> **Challenge**:
Write the next part of the passage about Lenin's theory of imperialism and revolution, starting right after its last sentence.

> **Passage provided**:
I am not trying to justify Lenin as a person, Leninism or Castro for that matter.

Everybody straight on that? Good.

Thanks, esp. to those few who have managed to stay on topic.

Wow, not even in the school I attended in Cuba, (“Vladimir Ilyich Lenin”, which is where my username comes from, since the school is usually called ‘la lenin’), are Lenin’s theories given any credence. And, although you won’t like it, it is demonstrably crap, by looking at Cuba’s example.

According to Lenin imperialism is the higher state of capitalism, and can only be replaced by revolutionary means. That revolution, by definition also according to Lenin, can’t take place in a fully developed imperialist country and can only be brought about in an underdeveloped country (he was talking about Russia as an underdeveloped country, and Germany as the imperialist, fully developed state).

That’s a real problem, didactically speaking, because it implies that an underdeveloped country will never achieve socialism, and its successor communism, since capitalism will never have fully developed in that country. Lenin tries to get around that conflict by proposing that the revolution would spread from the underdeveloped state to the imperialist state. Which then, after it is defeated by the underdeveloped state helps develop the economy of the underdeveloped state, which has just conquered it.

> **Supplied material**:
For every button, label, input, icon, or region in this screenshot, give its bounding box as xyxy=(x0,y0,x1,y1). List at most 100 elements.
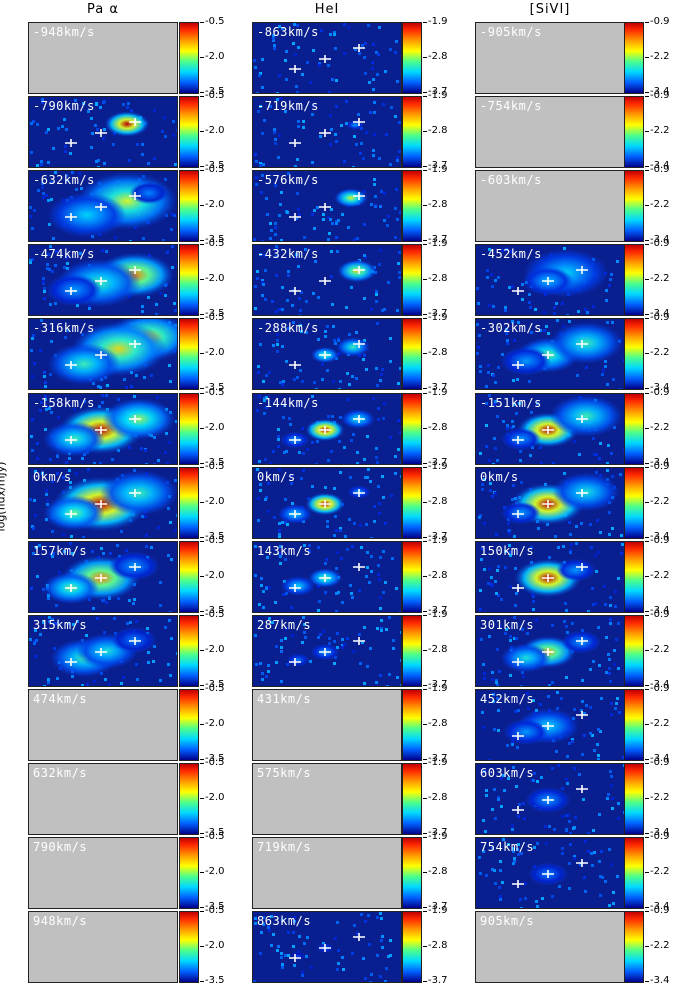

> **Exercise output**:
Or a series of small undeveloped countries go through a revolution, and together bring socialism to the larger, capitalist-imperial world, in other words the USSR conquers the world.

Not only is the theory demonstrably false, look around, is there a USSR around? But even Cuba has moved away from it, since the theory also implies that socialism can’t survive in an undeveloped country on its own, and Cuba’s nationalist political system dictates that Cuba will not be state in a larger federation.

Conclusion: the theory fails, you get to spend the next two months in a Intensive Communist Didactic Course, and your membership in the Communist Youth is placed on hold.

Lenin was an idiot which is fine, but he happened to be an idiot with power who managed to convince others than killing all your political opponents is the only way to save the people from themselves.

… and bla bla bla.

Again I am not in any sense putting forth “Leninism” or Lenin’s theories on world revolution as anything but stupidity, esp. in view of the end of the USSR.

Please, let me repeat:

Again I am not in any sense putting forth “Leninism” or Lenin’s theories on world revolution as anything but stupidity, esp. in view of the end of the USSR.

Got that? I am saying that his observations such as

and

are quite relevant and describe quite accurately what has come to pass since he wrote Imperialism, the Highest Stage of Capitalism in 1916.

In this regard, the history of Cuba is only relevant as just another example of the results of US corporate imperialism. The extent to “Leninism” has been disavowed in Cuba and elsewhere is quite beside the point. Please leave it there.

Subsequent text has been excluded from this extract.